■ Task directions ■
Each of the entries should be retyped precisely as it appears.
=======
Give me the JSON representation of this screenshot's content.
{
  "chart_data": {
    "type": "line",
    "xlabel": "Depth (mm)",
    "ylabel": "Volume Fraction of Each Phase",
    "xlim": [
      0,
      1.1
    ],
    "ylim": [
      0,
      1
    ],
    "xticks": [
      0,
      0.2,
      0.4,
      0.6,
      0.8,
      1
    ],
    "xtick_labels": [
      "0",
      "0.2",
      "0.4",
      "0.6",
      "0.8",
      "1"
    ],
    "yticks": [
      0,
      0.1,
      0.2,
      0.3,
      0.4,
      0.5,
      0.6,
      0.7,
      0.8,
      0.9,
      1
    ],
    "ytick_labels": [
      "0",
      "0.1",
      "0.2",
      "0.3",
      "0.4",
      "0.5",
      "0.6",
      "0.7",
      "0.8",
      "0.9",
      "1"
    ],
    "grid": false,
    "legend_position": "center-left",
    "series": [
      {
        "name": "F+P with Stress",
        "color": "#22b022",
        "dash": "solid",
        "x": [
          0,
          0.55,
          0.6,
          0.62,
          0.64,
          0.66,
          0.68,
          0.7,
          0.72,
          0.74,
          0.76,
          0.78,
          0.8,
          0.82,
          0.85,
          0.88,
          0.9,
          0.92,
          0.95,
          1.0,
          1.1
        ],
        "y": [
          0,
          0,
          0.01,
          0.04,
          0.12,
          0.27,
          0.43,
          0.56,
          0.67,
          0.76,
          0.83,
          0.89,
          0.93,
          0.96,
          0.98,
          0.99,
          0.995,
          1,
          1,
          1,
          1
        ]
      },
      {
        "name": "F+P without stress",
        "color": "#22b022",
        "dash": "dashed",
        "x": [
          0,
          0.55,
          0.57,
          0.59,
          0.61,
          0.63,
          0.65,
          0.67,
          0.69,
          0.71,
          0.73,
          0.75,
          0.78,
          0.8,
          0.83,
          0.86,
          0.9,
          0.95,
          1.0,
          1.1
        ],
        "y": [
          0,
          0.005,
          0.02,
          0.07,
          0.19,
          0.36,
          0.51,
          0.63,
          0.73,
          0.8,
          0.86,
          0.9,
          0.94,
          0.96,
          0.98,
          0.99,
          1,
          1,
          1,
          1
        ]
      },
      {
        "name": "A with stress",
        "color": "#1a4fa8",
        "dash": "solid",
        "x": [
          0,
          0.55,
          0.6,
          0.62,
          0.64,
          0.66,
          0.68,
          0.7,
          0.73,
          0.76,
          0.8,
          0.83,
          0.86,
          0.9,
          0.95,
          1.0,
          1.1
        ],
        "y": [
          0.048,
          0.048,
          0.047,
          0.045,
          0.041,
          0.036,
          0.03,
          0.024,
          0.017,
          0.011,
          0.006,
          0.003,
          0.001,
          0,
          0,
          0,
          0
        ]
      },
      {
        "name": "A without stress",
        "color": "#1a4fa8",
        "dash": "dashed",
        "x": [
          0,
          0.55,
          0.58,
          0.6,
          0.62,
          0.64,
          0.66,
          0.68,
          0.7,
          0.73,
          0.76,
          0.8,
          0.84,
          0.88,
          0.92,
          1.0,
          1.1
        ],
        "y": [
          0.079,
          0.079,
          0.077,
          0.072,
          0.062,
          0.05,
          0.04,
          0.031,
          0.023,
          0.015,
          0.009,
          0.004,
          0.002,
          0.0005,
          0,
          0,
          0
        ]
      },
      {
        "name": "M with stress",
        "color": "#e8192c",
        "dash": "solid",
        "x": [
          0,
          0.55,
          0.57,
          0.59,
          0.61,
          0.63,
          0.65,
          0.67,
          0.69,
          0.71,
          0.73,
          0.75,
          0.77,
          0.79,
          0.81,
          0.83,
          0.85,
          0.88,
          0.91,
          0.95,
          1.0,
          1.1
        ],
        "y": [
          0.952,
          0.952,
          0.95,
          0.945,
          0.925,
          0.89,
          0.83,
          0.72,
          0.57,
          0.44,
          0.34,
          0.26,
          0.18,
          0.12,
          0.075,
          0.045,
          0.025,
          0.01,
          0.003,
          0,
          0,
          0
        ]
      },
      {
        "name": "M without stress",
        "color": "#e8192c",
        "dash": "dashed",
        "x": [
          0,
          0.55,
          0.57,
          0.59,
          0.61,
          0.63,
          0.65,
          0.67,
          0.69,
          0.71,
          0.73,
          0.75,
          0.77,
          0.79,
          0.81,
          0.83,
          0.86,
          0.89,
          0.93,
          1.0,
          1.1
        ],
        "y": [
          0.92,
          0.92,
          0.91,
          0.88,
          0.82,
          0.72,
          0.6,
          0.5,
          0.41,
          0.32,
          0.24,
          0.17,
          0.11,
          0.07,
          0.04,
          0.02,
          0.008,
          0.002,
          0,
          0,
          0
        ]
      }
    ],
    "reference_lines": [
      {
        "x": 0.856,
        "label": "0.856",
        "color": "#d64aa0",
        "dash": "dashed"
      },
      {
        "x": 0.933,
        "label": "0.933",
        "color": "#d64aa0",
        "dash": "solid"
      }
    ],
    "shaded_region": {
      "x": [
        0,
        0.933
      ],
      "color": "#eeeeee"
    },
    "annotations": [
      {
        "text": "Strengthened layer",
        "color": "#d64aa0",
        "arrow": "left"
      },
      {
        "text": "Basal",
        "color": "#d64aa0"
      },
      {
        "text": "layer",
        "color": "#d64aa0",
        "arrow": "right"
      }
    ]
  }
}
=======
■ Answer to this problem ■
Give me the JSON representation of this screenshot's content.
{
  "chart_data": {
    "type": "line",
    "xlabel": "Depth (mm)",
    "ylabel": "Volume Fraction of Each Phase",
    "xlim": [
      0,
      1.1
    ],
    "ylim": [
      0,
      1
    ],
    "xticks": [
      0,
      0.2,
      0.4,
      0.6,
      0.8,
      1
    ],
    "xtick_labels": [
      "0",
      "0.2",
      "0.4",
      "0.6",
      "0.8",
      "1"
    ],
    "yticks": [
      0,
      0.1,
      0.2,
      0.3,
      0.4,
      0.5,
      0.6,
      0.7,
      0.8,
      0.9,
      1
    ],
    "ytick_labels": [
      "0",
      "0.1",
      "0.2",
      "0.3",
      "0.4",
      "0.5",
      "0.6",
      "0.7",
      "0.8",
      "0.9",
      "1"
    ],
    "grid": false,
    "legend_position": "center-left",
    "series": [
      {
        "name": "F+P with Stress",
        "color": "#22b022",
        "dash": "solid",
        "x": [
          0,
          0.55,
          0.6,
          0.62,
          0.64,
          0.66,
          0.68,
          0.7,
          0.72,
          0.74,
          0.76,
          0.78,
          0.8,
          0.82,
          0.85,
          0.88,
          0.9,
          0.92,
          0.95,
          1.0,
          1.1
        ],
        "y": [
          0,
          0,
          0.01,
          0.04,
          0.12,
          0.27,
          0.43,
          0.56,
          0.67,
          0.76,
          0.83,
          0.89,
          0.93,
          0.96,
          0.98,
          0.99,
          0.995,
          1,
          1,
          1,
          1
        ]
      },
      {
        "name": "F+P without stress",
        "color": "#22b022",
        "dash": "dashed",
        "x": [
          0,
          0.55,
          0.57,
          0.59,
          0.61,
          0.63,
          0.65,
          0.67,
          0.69,
          0.71,
          0.73,
          0.75,
          0.78,
          0.8,
          0.83,
          0.86,
          0.9,
          0.95,
          1.0,
          1.1
        ],
        "y": [
          0,
          0.005,
          0.02,
          0.07,
          0.19,
          0.36,
          0.51,
          0.63,
          0.73,
          0.8,
          0.86,
          0.9,
          0.94,
          0.96,
          0.98,
          0.99,
          1,
          1,
          1,
          1
        ]
      },
      {
        "name": "A with stress",
        "color": "#1a4fa8",
        "dash": "solid",
        "x": [
          0,
          0.55,
          0.6,
          0.62,
          0.64,
          0.66,
          0.68,
          0.7,
          0.73,
          0.76,
          0.8,
          0.83,
          0.86,
          0.9,
          0.95,
          1.0,
          1.1
        ],
        "y": [
          0.048,
          0.048,
          0.047,
          0.045,
          0.041,
          0.036,
          0.03,
          0.024,
          0.017,
          0.011,
          0.006,
          0.003,
          0.001,
          0,
          0,
          0,
          0
        ]
      },
      {
        "name": "A without stress",
        "color": "#1a4fa8",
        "dash": "dashed",
        "x": [
          0,
          0.55,
          0.58,
          0.6,
          0.62,
          0.64,
          0.66,
          0.68,
          0.7,
          0.73,
          0.76,
          0.8,
          0.84,
          0.88,
          0.92,
          1.0,
          1.1
        ],
        "y": [
          0.079,
          0.079,
          0.077,
          0.072,
          0.062,
          0.05,
          0.04,
          0.031,
          0.023,
          0.015,
          0.009,
          0.004,
          0.002,
          0.0005,
          0,
          0,
          0
        ]
      },
      {
        "name": "M with stress",
        "color": "#e8192c",
        "dash": "solid",
        "x": [
          0,
          0.55,
          0.57,
          0.59,
          0.61,
          0.63,
          0.65,
          0.67,
          0.69,
          0.71,
          0.73,
          0.75,
          0.77,
          0.79,
          0.81,
          0.83,
          0.85,
          0.88,
          0.91,
          0.95,
          1.0,
          1.1
        ],
        "y": [
          0.952,
          0.952,
          0.95,
          0.945,
          0.925,
          0.89,
          0.83,
          0.72,
          0.57,
          0.44,
          0.34,
          0.26,
          0.18,
          0.12,
          0.075,
          0.045,
          0.025,
          0.01,
          0.003,
          0,
          0,
          0
        ]
      },
      {
        "name": "M without stress",
        "color": "#e8192c",
        "dash": "dashed",
        "x": [
          0,
          0.55,
          0.57,
          0.59,
          0.61,
          0.63,
          0.65,
          0.67,
          0.69,
          0.71,
          0.73,
          0.75,
          0.77,
          0.79,
          0.81,
          0.83,
          0.86,
          0.89,
          0.93,
          1.0,
          1.1
        ],
        "y": [
          0.92,
          0.92,
          0.91,
          0.88,
          0.82,
          0.72,
          0.6,
          0.5,
          0.41,
          0.32,
          0.24,
          0.17,
          0.11,
          0.07,
          0.04,
          0.02,
          0.008,
          0.002,
          0,
          0,
          0
        ]
      }
    ],
    "reference_lines": [
      {
        "x": 0.856,
        "label": "0.856",
        "color": "#d64aa0",
        "dash": "dashed"
      },
      {
        "x": 0.933,
        "label": "0.933",
        "color": "#d64aa0",
        "dash": "solid"
      }
    ],
    "shaded_region": {
      "x": [
        0,
        0.933
      ],
      "color": "#eeeeee"
    },
    "annotations": [
      {
        "text": "Strengthened layer",
        "color": "#d64aa0",
        "arrow": "left"
      },
      {
        "text": "Basal",
        "color": "#d64aa0"
      },
      {
        "text": "layer",
        "color": "#d64aa0",
        "arrow": "right"
      }
    ]
  }
}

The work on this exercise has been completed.